Give every line below again, exactly.

----------------

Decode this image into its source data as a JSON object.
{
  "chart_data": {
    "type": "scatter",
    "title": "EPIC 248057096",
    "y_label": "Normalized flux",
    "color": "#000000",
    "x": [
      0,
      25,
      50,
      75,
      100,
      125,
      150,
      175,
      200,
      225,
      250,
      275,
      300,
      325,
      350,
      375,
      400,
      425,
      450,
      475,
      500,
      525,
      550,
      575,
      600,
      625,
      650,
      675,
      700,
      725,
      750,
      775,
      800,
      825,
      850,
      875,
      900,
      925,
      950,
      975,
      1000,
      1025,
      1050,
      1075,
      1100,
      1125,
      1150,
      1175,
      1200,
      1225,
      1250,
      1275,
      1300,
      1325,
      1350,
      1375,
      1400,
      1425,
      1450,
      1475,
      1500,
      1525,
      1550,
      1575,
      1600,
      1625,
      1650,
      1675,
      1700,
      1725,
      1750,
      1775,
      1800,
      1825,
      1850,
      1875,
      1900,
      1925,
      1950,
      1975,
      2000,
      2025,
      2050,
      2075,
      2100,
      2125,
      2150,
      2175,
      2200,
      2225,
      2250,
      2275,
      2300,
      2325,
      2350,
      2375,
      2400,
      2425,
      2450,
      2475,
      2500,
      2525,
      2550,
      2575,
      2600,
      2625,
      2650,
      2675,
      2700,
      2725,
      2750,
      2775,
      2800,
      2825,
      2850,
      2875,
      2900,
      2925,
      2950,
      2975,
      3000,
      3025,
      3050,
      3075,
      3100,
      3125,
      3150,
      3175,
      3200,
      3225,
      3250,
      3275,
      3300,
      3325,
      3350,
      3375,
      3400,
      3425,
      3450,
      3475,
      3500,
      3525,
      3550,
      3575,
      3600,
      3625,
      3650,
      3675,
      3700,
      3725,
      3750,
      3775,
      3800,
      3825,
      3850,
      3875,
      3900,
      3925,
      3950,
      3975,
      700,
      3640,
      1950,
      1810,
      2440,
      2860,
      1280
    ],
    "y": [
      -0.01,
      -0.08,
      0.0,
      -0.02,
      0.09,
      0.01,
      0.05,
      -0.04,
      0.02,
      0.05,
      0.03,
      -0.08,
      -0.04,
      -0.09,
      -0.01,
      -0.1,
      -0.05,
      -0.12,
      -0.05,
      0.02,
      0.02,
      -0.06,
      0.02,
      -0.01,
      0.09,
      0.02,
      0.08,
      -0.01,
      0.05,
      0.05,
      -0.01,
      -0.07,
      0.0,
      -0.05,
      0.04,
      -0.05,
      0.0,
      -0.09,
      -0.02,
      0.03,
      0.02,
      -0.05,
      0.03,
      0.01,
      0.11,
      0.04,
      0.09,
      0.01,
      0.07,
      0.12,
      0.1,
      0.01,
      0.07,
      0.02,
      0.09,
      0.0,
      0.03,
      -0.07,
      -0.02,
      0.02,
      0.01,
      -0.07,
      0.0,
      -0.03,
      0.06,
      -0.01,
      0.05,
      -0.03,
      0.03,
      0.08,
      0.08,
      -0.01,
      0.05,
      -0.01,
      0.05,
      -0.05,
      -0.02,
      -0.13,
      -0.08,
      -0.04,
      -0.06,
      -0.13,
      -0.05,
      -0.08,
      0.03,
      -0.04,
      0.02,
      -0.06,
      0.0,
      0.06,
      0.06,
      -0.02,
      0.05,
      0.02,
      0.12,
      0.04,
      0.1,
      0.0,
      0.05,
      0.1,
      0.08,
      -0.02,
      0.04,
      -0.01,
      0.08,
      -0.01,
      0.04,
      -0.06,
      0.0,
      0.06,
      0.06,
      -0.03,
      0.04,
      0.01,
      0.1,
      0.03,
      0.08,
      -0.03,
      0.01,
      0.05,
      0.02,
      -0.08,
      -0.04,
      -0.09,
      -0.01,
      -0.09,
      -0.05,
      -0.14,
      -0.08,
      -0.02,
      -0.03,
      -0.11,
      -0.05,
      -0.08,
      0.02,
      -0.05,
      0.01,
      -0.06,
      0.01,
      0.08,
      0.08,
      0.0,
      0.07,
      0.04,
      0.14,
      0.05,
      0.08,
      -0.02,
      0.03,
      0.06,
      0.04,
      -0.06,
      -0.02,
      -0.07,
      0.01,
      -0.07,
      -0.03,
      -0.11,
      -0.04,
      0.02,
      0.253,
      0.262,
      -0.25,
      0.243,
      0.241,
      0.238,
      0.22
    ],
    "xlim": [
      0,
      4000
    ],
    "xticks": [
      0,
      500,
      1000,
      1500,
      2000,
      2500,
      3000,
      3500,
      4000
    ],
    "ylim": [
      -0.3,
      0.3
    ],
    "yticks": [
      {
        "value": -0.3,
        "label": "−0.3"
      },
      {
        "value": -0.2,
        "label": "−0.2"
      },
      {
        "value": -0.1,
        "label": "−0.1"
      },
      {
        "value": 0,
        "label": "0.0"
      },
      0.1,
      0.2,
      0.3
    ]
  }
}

----------------

Written answer
Decode this image into its source data as a JSON object.
{
  "chart_data": {
    "type": "scatter",
    "title": "EPIC 248057096",
    "y_label": "Normalized flux",
    "color": "#000000",
    "x": [
      0,
      25,
      50,
      75,
      100,
      125,
      150,
      175,
      200,
      225,
      250,
      275,
      300,
      325,
      350,
      375,
      400,
      425,
      450,
      475,
      500,
      525,
      550,
      575,
      600,
      625,
      650,
      675,
      700,
      725,
      750,
      775,
      800,
      825,
      850,
      875,
      900,
      925,
      950,
      975,
      1000,
      1025,
      1050,
      1075,
      1100,
      1125,
      1150,
      1175,
      1200,
      1225,
      1250,
      1275,
      1300,
      1325,
      1350,
      1375,
      1400,
      1425,
      1450,
      1475,
      1500,
      1525,
      1550,
      1575,
      1600,
      1625,
      1650,
      1675,
      1700,
      1725,
      1750,
      1775,
      1800,
      1825,
      1850,
      1875,
      1900,
      1925,
      1950,
      1975,
      2000,
      2025,
      2050,
      2075,
      2100,
      2125,
      2150,
      2175,
      2200,
      2225,
      2250,
      2275,
      2300,
      2325,
      2350,
      2375,
      2400,
      2425,
      2450,
      2475,
      2500,
      2525,
      2550,
      2575,
      2600,
      2625,
      2650,
      2675,
      2700,
      2725,
      2750,
      2775,
      2800,
      2825,
      2850,
      2875,
      2900,
      2925,
      2950,
      2975,
      3000,
      3025,
      3050,
      3075,
      3100,
      3125,
      3150,
      3175,
      3200,
      3225,
      3250,
      3275,
      3300,
      3325,
      3350,
      3375,
      3400,
      3425,
      3450,
      3475,
      3500,
      3525,
      3550,
      3575,
      3600,
      3625,
      3650,
      3675,
      3700,
      3725,
      3750,
      3775,
      3800,
      3825,
      3850,
      3875,
      3900,
      3925,
      3950,
      3975,
      700,
      3640,
      1950,
      1810,
      2440,
      2860,
      1280
    ],
    "y": [
      -0.01,
      -0.08,
      0.0,
      -0.02,
      0.09,
      0.01,
      0.05,
      -0.04,
      0.02,
      0.05,
      0.03,
      -0.08,
      -0.04,
      -0.09,
      -0.01,
      -0.1,
      -0.05,
      -0.12,
      -0.05,
      0.02,
      0.02,
      -0.06,
      0.02,
      -0.01,
      0.09,
      0.02,
      0.08,
      -0.01,
      0.05,
      0.05,
      -0.01,
      -0.07,
      0.0,
      -0.05,
      0.04,
      -0.05,
      0.0,
      -0.09,
      -0.02,
      0.03,
      0.02,
      -0.05,
      0.03,
      0.01,
      0.11,
      0.04,
      0.09,
      0.01,
      0.07,
      0.12,
      0.1,
      0.01,
      0.07,
      0.02,
      0.09,
      0.0,
      0.03,
      -0.07,
      -0.02,
      0.02,
      0.01,
      -0.07,
      0.0,
      -0.03,
      0.06,
      -0.01,
      0.05,
      -0.03,
      0.03,
      0.08,
      0.08,
      -0.01,
      0.05,
      -0.01,
      0.05,
      -0.05,
      -0.02,
      -0.13,
      -0.08,
      -0.04,
      -0.06,
      -0.13,
      -0.05,
      -0.08,
      0.03,
      -0.04,
      0.02,
      -0.06,
      0.0,
      0.06,
      0.06,
      -0.02,
      0.05,
      0.02,
      0.12,
      0.04,
      0.1,
      0.0,
      0.05,
      0.1,
      0.08,
      -0.02,
      0.04,
      -0.01,
      0.08,
      -0.01,
      0.04,
      -0.06,
      0.0,
      0.06,
      0.06,
      -0.03,
      0.04,
      0.01,
      0.1,
      0.03,
      0.08,
      -0.03,
      0.01,
      0.05,
      0.02,
      -0.08,
      -0.04,
      -0.09,
      -0.01,
      -0.09,
      -0.05,
      -0.14,
      -0.08,
      -0.02,
      -0.03,
      -0.11,
      -0.05,
      -0.08,
      0.02,
      -0.05,
      0.01,
      -0.06,
      0.01,
      0.08,
      0.08,
      0.0,
      0.07,
      0.04,
      0.14,
      0.05,
      0.08,
      -0.02,
      0.03,
      0.06,
      0.04,
      -0.06,
      -0.02,
      -0.07,
      0.01,
      -0.07,
      -0.03,
      -0.11,
      -0.04,
      0.02,
      0.253,
      0.262,
      -0.25,
      0.243,
      0.241,
      0.238,
      0.22
    ],
    "xlim": [
      0,
      4000
    ],
    "xticks": [
      0,
      500,
      1000,
      1500,
      2000,
      2500,
      3000,
      3500,
      4000
    ],
    "ylim": [
      -0.3,
      0.3
    ],
    "yticks": [
      {
        "value": -0.3,
        "label": "−0.3"
      },
      {
        "value": -0.2,
        "label": "−0.2"
      },
      {
        "value": -0.1,
        "label": "−0.1"
      },
      {
        "value": 0,
        "label": "0.0"
      },
      0.1,
      0.2,
      0.3
    ]
  }
}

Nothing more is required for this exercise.